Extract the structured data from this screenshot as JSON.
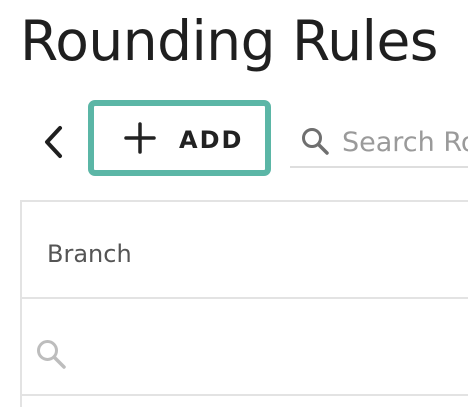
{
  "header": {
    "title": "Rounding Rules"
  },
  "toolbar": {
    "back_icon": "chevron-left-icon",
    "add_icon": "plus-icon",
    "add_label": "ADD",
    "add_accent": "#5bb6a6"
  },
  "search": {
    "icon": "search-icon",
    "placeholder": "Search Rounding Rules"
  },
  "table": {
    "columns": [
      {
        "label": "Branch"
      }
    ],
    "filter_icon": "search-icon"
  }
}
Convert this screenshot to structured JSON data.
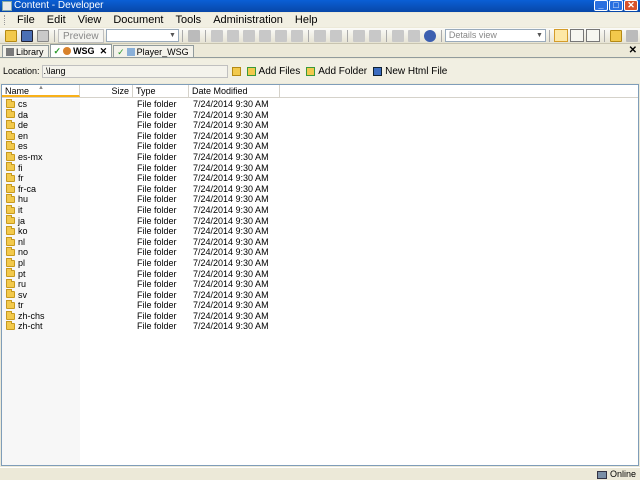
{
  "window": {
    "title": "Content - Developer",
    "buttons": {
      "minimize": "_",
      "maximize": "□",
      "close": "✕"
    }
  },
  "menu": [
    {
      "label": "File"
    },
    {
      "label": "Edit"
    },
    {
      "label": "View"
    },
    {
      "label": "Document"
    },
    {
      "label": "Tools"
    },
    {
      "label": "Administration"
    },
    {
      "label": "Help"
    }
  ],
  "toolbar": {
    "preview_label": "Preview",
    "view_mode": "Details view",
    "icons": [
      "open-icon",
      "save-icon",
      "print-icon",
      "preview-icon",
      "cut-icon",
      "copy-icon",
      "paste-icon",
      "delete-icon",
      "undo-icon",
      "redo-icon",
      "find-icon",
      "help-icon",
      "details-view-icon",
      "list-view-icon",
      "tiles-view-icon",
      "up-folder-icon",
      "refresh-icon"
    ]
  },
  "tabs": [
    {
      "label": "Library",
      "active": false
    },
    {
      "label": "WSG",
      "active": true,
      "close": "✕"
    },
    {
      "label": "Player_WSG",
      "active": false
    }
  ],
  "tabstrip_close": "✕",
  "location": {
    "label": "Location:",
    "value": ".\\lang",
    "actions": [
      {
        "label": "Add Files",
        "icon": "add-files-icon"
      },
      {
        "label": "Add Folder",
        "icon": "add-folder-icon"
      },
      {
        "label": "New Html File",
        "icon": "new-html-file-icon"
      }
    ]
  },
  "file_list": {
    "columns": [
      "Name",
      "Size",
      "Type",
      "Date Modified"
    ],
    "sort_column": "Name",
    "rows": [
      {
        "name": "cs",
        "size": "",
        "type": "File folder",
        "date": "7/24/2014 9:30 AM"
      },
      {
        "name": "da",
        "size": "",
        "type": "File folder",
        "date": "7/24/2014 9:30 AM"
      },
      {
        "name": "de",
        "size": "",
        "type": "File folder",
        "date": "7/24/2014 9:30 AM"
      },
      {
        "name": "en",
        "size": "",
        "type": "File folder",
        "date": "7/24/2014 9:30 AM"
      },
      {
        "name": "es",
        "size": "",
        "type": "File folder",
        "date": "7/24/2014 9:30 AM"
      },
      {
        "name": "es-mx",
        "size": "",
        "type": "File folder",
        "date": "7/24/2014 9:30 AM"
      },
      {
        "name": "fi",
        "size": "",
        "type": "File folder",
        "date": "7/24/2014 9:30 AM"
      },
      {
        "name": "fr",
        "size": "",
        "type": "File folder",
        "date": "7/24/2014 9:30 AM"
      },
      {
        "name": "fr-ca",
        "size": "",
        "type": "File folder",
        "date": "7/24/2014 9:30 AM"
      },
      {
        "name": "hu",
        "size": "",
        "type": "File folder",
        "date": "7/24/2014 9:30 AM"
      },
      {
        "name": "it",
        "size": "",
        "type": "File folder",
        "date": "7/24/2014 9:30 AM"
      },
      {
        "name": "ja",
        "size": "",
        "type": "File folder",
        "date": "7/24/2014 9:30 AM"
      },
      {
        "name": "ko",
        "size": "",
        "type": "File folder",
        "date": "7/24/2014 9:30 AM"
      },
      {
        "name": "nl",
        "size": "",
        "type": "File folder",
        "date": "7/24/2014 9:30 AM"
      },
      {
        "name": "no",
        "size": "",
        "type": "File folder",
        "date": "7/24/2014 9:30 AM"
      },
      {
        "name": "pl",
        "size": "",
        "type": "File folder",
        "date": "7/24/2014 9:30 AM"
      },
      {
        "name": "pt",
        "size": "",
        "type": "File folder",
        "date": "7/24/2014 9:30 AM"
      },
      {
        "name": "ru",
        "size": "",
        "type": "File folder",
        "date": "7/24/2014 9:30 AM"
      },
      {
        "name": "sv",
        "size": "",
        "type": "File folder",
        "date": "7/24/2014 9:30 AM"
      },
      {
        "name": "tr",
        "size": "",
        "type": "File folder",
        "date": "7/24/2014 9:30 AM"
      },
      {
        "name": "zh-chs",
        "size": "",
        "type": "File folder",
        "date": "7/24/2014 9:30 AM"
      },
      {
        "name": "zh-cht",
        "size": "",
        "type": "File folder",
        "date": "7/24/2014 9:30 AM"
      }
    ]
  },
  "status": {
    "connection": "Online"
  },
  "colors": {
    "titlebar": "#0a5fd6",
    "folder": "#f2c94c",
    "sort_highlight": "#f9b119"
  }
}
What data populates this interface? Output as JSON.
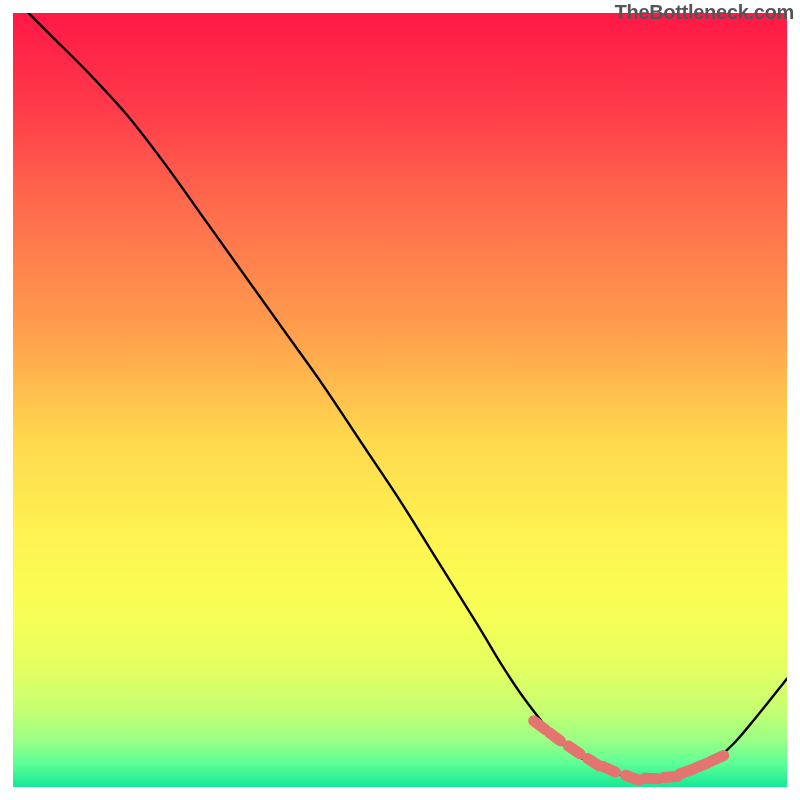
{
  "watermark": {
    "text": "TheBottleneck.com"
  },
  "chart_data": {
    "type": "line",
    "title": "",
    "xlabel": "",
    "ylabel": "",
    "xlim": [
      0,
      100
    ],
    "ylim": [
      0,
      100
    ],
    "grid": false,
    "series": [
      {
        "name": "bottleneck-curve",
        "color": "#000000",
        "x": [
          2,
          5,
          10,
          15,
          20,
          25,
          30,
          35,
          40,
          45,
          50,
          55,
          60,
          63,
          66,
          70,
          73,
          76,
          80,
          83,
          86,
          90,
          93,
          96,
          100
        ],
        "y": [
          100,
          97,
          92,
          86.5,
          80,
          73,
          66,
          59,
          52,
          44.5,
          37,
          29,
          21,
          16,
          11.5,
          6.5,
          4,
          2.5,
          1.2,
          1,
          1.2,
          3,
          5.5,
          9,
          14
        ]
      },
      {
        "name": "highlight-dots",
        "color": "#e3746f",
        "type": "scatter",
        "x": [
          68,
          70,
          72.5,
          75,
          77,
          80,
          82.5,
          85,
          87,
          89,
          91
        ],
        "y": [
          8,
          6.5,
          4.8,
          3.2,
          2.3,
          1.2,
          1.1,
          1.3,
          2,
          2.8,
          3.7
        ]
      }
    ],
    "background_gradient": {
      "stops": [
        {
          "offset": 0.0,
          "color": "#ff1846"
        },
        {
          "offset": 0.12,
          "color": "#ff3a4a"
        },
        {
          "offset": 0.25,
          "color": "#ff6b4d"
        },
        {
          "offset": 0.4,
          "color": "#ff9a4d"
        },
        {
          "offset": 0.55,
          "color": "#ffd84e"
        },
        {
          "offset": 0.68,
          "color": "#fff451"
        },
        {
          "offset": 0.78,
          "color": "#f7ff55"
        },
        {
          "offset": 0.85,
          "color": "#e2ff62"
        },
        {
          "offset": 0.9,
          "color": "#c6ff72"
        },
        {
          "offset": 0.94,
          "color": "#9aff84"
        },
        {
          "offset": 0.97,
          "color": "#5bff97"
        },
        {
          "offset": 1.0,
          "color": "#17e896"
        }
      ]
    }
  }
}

## PROBLEM
Of the lines above, how many contain the string "this"? Only the number is required.

## RESPONSE TO THE TASK
3